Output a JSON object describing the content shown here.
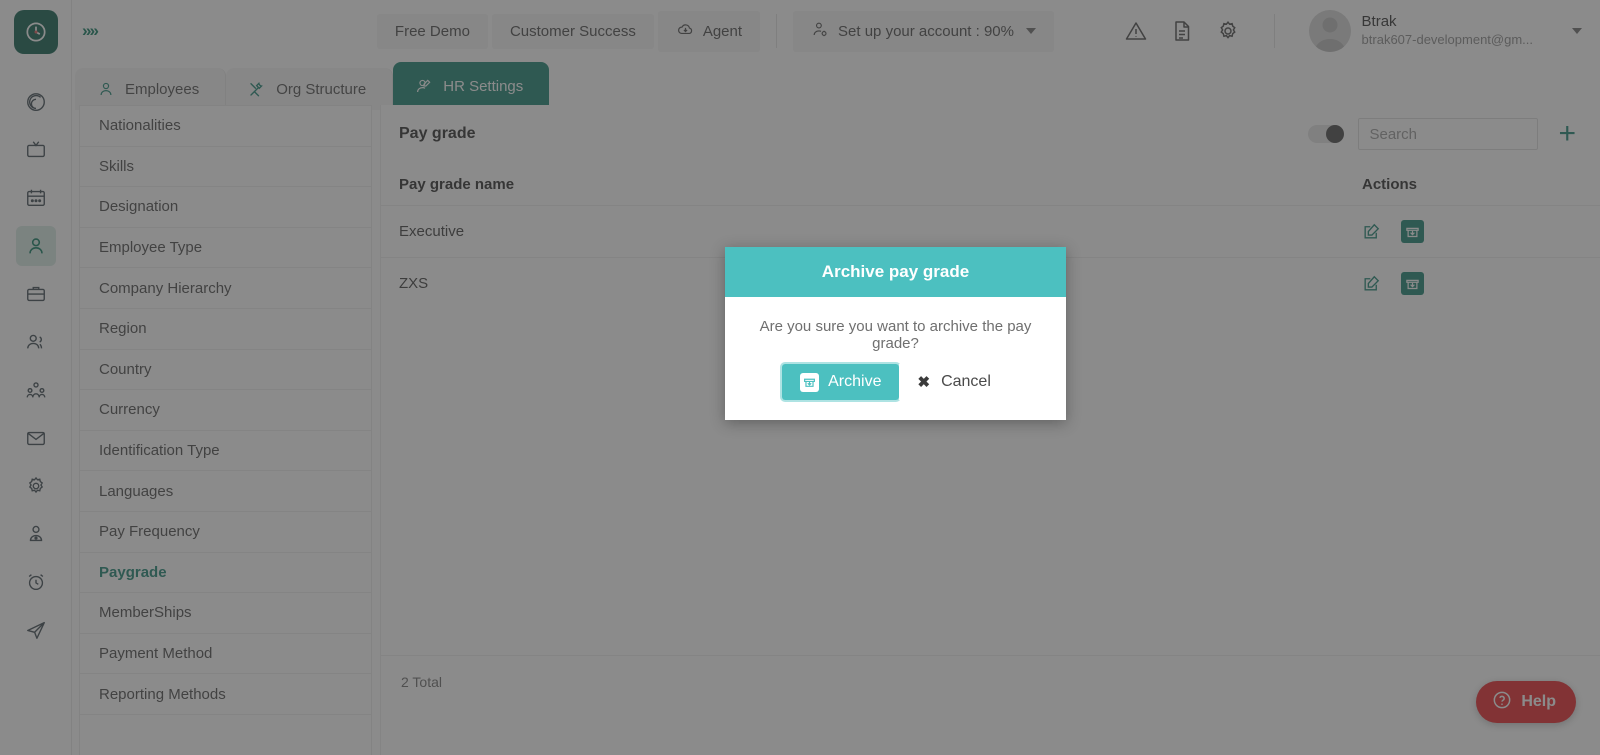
{
  "brand": {
    "logo_icon": "clock-gauge-logo-icon",
    "logo_color": "#0d5c4d",
    "accent": "#1b8370",
    "modal_accent": "#4cc0c0",
    "help_color": "#e8252a"
  },
  "header": {
    "expand_icon": "chevrons-right-icon",
    "buttons": [
      {
        "label": "Free Demo",
        "icon": null
      },
      {
        "label": "Customer Success",
        "icon": null
      },
      {
        "label": "Agent",
        "icon": "cloud-download-icon"
      }
    ],
    "account_setup": {
      "label": "Set up your account : 90%",
      "icon": "user-gear-icon",
      "caret": "chevron-down-icon"
    },
    "icons": [
      {
        "name": "warning-triangle-icon"
      },
      {
        "name": "document-icon"
      },
      {
        "name": "gear-icon"
      }
    ],
    "user": {
      "name": "Btrak",
      "email": "btrak607-development@gm...",
      "avatar_icon": "user-avatar-icon",
      "caret": "chevron-down-icon"
    }
  },
  "rail": {
    "items": [
      {
        "name": "target-icon",
        "active": false
      },
      {
        "name": "tv-icon",
        "active": false
      },
      {
        "name": "calendar-icon",
        "active": false
      },
      {
        "name": "user-icon",
        "active": true
      },
      {
        "name": "briefcase-icon",
        "active": false
      },
      {
        "name": "users-icon",
        "active": false
      },
      {
        "name": "org-group-icon",
        "active": false
      },
      {
        "name": "mail-icon",
        "active": false
      },
      {
        "name": "gear-icon",
        "active": false
      },
      {
        "name": "user-badge-icon",
        "active": false
      },
      {
        "name": "alarm-clock-icon",
        "active": false
      },
      {
        "name": "send-icon",
        "active": false
      }
    ]
  },
  "tabs": [
    {
      "label": "Employees",
      "icon": "user-icon",
      "active": false
    },
    {
      "label": "Org Structure",
      "icon": "tools-icon",
      "active": false
    },
    {
      "label": "HR Settings",
      "icon": "user-settings-icon",
      "active": true
    }
  ],
  "settings_menu": {
    "items": [
      {
        "label": "Nationalities",
        "active": false
      },
      {
        "label": "Skills",
        "active": false
      },
      {
        "label": "Designation",
        "active": false
      },
      {
        "label": "Employee Type",
        "active": false
      },
      {
        "label": "Company Hierarchy",
        "active": false
      },
      {
        "label": "Region",
        "active": false
      },
      {
        "label": "Country",
        "active": false
      },
      {
        "label": "Currency",
        "active": false
      },
      {
        "label": "Identification Type",
        "active": false
      },
      {
        "label": "Languages",
        "active": false
      },
      {
        "label": "Pay Frequency",
        "active": false
      },
      {
        "label": "Paygrade",
        "active": true
      },
      {
        "label": "MemberShips",
        "active": false
      },
      {
        "label": "Payment Method",
        "active": false
      },
      {
        "label": "Reporting Methods",
        "active": false
      }
    ]
  },
  "content": {
    "title": "Pay grade",
    "toggle_state": "off",
    "search": {
      "placeholder": "Search",
      "value": ""
    },
    "add_label": "+",
    "columns": {
      "name": "Pay grade name",
      "actions": "Actions"
    },
    "rows": [
      {
        "name": "Executive",
        "edit_icon": "edit-pencil-icon",
        "archive_icon": "archive-box-icon"
      },
      {
        "name": "ZXS",
        "edit_icon": "edit-pencil-icon",
        "archive_icon": "archive-box-icon"
      }
    ],
    "total_label": "2 Total"
  },
  "help": {
    "label": "Help",
    "icon": "question-circle-icon"
  },
  "modal": {
    "title": "Archive pay grade",
    "message": "Are you sure you want to archive the pay grade?",
    "confirm": {
      "label": "Archive",
      "icon": "archive-box-icon"
    },
    "cancel": {
      "label": "Cancel",
      "icon": "close-x-icon"
    }
  }
}
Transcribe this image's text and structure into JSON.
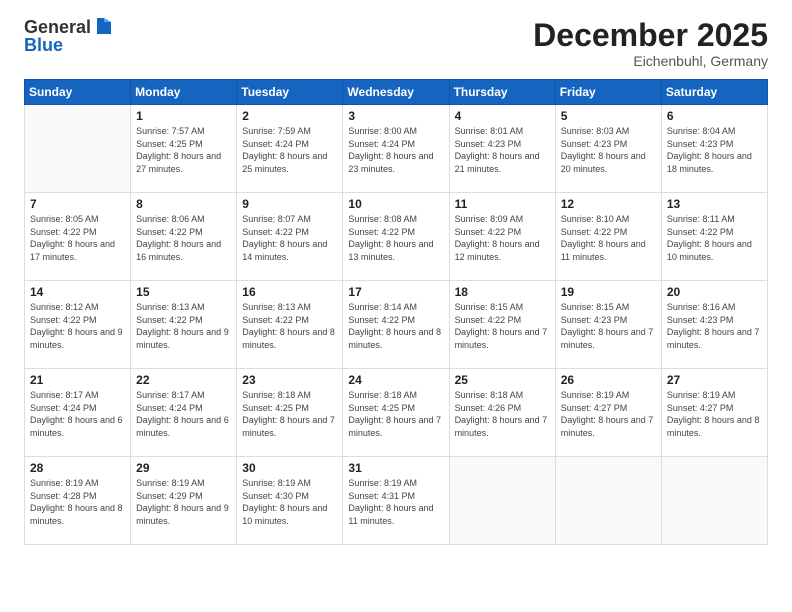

GIVEN EXERCISE ->
The records above must be printed exactly; the pictures stay out.

TASK RESULT ->
Output a JSON object describing the content shown here.
{
  "brand": {
    "logo_icon": "clock-gauge-logo-icon",
    "logo_color": "#0d5c4d",
    "accent": "#1b8370",
    "modal_accent": "#4cc0c0",
    "help_color": "#e8252a"
  },
  "header": {
    "expand_icon": "chevrons-right-icon",
    "buttons": [
      {
        "label": "Free Demo",
        "icon": null
      },
      {
        "label": "Customer Success",
        "icon": null
      },
      {
        "label": "Agent",
        "icon": "cloud-download-icon"
      }
    ],
    "account_setup": {
      "label": "Set up your account : 90%",
      "icon": "user-gear-icon",
      "caret": "chevron-down-icon"
    },
    "icons": [
      {
        "name": "warning-triangle-icon"
      },
      {
        "name": "document-icon"
      },
      {
        "name": "gear-icon"
      }
    ],
    "user": {
      "name": "Btrak",
      "email": "btrak607-development@gm...",
      "avatar_icon": "user-avatar-icon",
      "caret": "chevron-down-icon"
    }
  },
  "rail": {
    "items": [
      {
        "name": "target-icon",
        "active": false
      },
      {
        "name": "tv-icon",
        "active": false
      },
      {
        "name": "calendar-icon",
        "active": false
      },
      {
        "name": "user-icon",
        "active": true
      },
      {
        "name": "briefcase-icon",
        "active": false
      },
      {
        "name": "users-icon",
        "active": false
      },
      {
        "name": "org-group-icon",
        "active": false
      },
      {
        "name": "mail-icon",
        "active": false
      },
      {
        "name": "gear-icon",
        "active": false
      },
      {
        "name": "user-badge-icon",
        "active": false
      },
      {
        "name": "alarm-clock-icon",
        "active": false
      },
      {
        "name": "send-icon",
        "active": false
      }
    ]
  },
  "tabs": [
    {
      "label": "Employees",
      "icon": "user-icon",
      "active": false
    },
    {
      "label": "Org Structure",
      "icon": "tools-icon",
      "active": false
    },
    {
      "label": "HR Settings",
      "icon": "user-settings-icon",
      "active": true
    }
  ],
  "settings_menu": {
    "items": [
      {
        "label": "Nationalities",
        "active": false
      },
      {
        "label": "Skills",
        "active": false
      },
      {
        "label": "Designation",
        "active": false
      },
      {
        "label": "Employee Type",
        "active": false
      },
      {
        "label": "Company Hierarchy",
        "active": false
      },
      {
        "label": "Region",
        "active": false
      },
      {
        "label": "Country",
        "active": false
      },
      {
        "label": "Currency",
        "active": false
      },
      {
        "label": "Identification Type",
        "active": false
      },
      {
        "label": "Languages",
        "active": false
      },
      {
        "label": "Pay Frequency",
        "active": false
      },
      {
        "label": "Paygrade",
        "active": true
      },
      {
        "label": "MemberShips",
        "active": false
      },
      {
        "label": "Payment Method",
        "active": false
      },
      {
        "label": "Reporting Methods",
        "active": false
      }
    ]
  },
  "content": {
    "title": "Pay grade",
    "toggle_state": "off",
    "search": {
      "placeholder": "Search",
      "value": ""
    },
    "add_label": "+",
    "columns": {
      "name": "Pay grade name",
      "actions": "Actions"
    },
    "rows": [
      {
        "name": "Executive",
        "edit_icon": "edit-pencil-icon",
        "archive_icon": "archive-box-icon"
      },
      {
        "name": "ZXS",
        "edit_icon": "edit-pencil-icon",
        "archive_icon": "archive-box-icon"
      }
    ],
    "total_label": "2 Total"
  },
  "help": {
    "label": "Help",
    "icon": "question-circle-icon"
  },
  "modal": {
    "title": "Archive pay grade",
    "message": "Are you sure you want to archive the pay grade?",
    "confirm": {
      "label": "Archive",
      "icon": "archive-box-icon"
    },
    "cancel": {
      "label": "Cancel",
      "icon": "close-x-icon"
    }
  }
}
Transcribe this image's text and structure into JSON.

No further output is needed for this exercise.